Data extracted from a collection
/---

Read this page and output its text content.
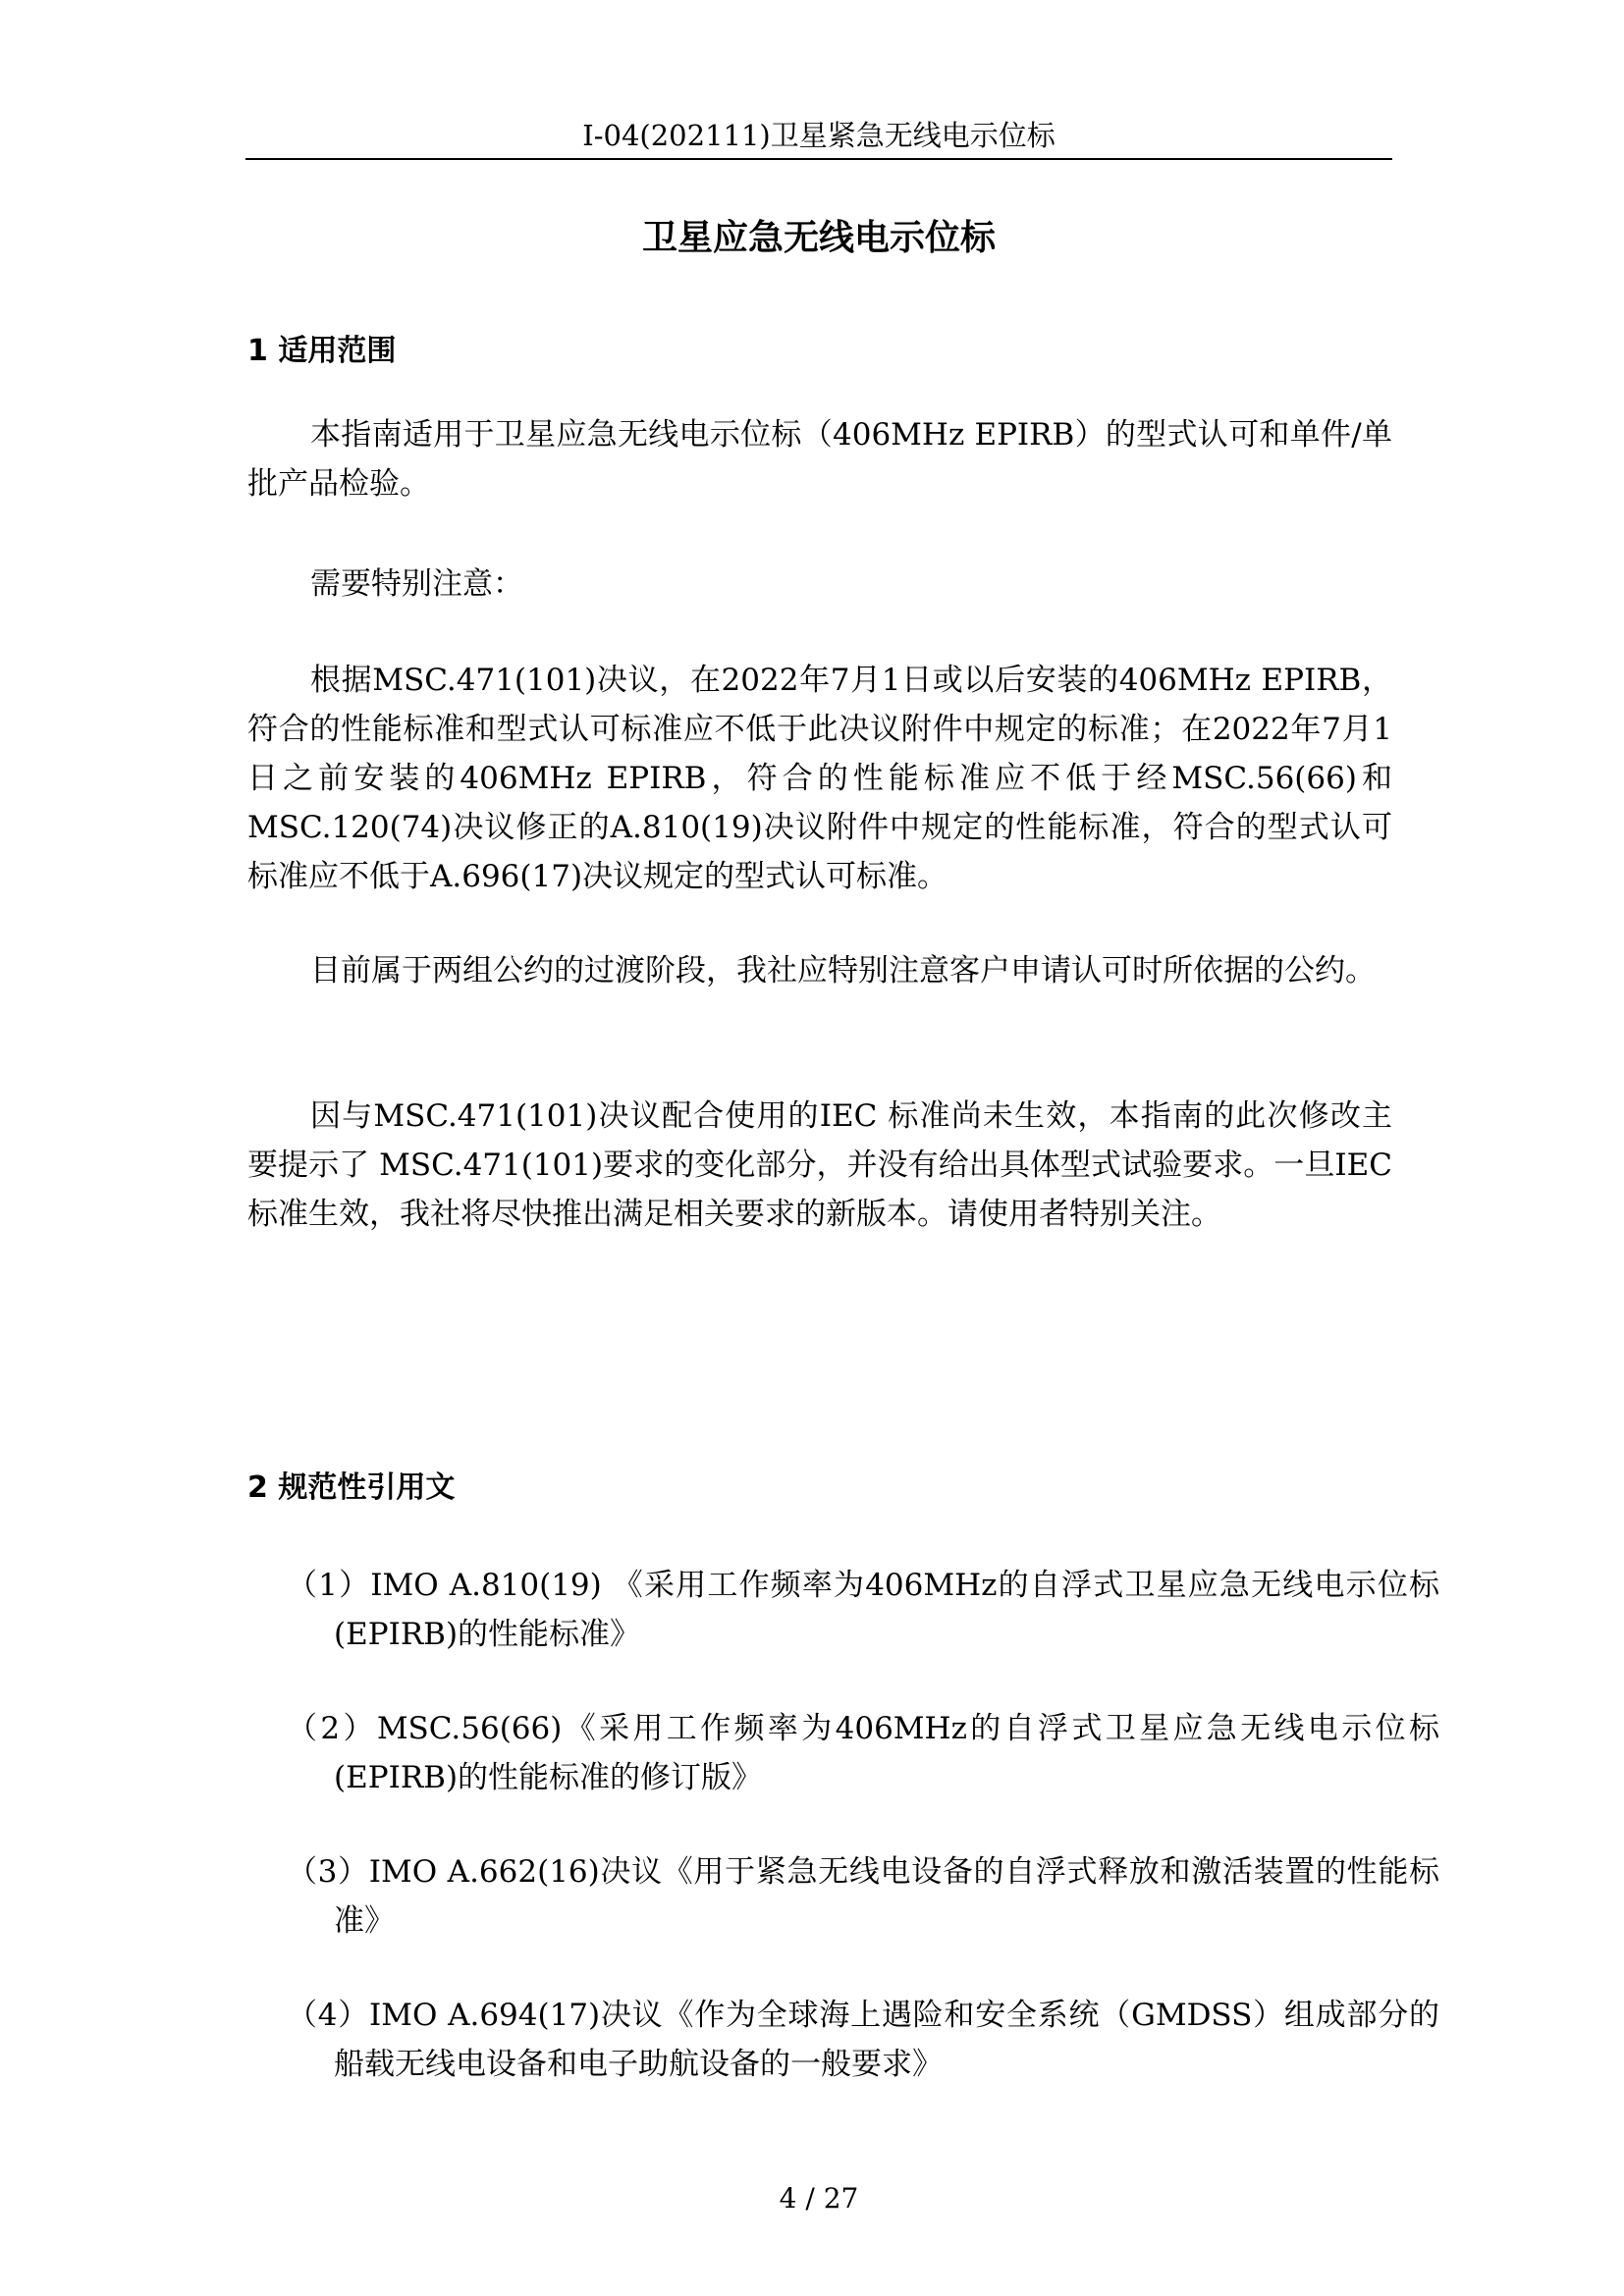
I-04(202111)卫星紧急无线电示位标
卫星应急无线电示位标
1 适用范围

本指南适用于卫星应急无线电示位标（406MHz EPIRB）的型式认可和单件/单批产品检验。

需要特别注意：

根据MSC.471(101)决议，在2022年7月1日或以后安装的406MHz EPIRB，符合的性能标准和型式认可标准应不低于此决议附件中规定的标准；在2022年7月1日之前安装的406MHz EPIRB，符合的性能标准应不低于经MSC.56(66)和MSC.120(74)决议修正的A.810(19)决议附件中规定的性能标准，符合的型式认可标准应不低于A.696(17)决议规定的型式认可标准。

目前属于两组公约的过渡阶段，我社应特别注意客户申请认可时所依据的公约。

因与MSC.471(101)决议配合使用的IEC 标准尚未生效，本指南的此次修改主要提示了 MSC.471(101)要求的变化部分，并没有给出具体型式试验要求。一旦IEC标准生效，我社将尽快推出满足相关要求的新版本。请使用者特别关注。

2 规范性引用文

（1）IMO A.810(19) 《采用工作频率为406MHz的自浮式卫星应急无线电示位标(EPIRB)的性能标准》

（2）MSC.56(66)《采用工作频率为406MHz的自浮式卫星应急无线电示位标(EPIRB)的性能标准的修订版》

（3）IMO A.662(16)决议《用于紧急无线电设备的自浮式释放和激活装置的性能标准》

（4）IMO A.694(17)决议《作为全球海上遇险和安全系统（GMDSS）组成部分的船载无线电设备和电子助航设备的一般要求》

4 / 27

\---

* [Exercise objective]:
Omit the images and transcribe all of the records above word for word.

* [Right answer]:
Read this page and output its text content.
I-04(202111)卫星紧急无线电示位标
卫星应急无线电示位标
1 适用范围

本指南适用于卫星应急无线电示位标（406MHz EPIRB）的型式认可和单件/单批产品检验。

需要特别注意：

根据MSC.471(101)决议，在2022年7月1日或以后安装的406MHz EPIRB，符合的性能标准和型式认可标准应不低于此决议附件中规定的标准；在2022年7月1日之前安装的406MHz EPIRB，符合的性能标准应不低于经MSC.56(66)和MSC.120(74)决议修正的A.810(19)决议附件中规定的性能标准，符合的型式认可标准应不低于A.696(17)决议规定的型式认可标准。

目前属于两组公约的过渡阶段，我社应特别注意客户申请认可时所依据的公约。

因与MSC.471(101)决议配合使用的IEC 标准尚未生效，本指南的此次修改主要提示了 MSC.471(101)要求的变化部分，并没有给出具体型式试验要求。一旦IEC标准生效，我社将尽快推出满足相关要求的新版本。请使用者特别关注。

2 规范性引用文

（1）IMO A.810(19) 《采用工作频率为406MHz的自浮式卫星应急无线电示位标(EPIRB)的性能标准》

（2）MSC.56(66)《采用工作频率为406MHz的自浮式卫星应急无线电示位标(EPIRB)的性能标准的修订版》

（3）IMO A.662(16)决议《用于紧急无线电设备的自浮式释放和激活装置的性能标准》

（4）IMO A.694(17)决议《作为全球海上遇险和安全系统（GMDSS）组成部分的船载无线电设备和电子助航设备的一般要求》

4 / 27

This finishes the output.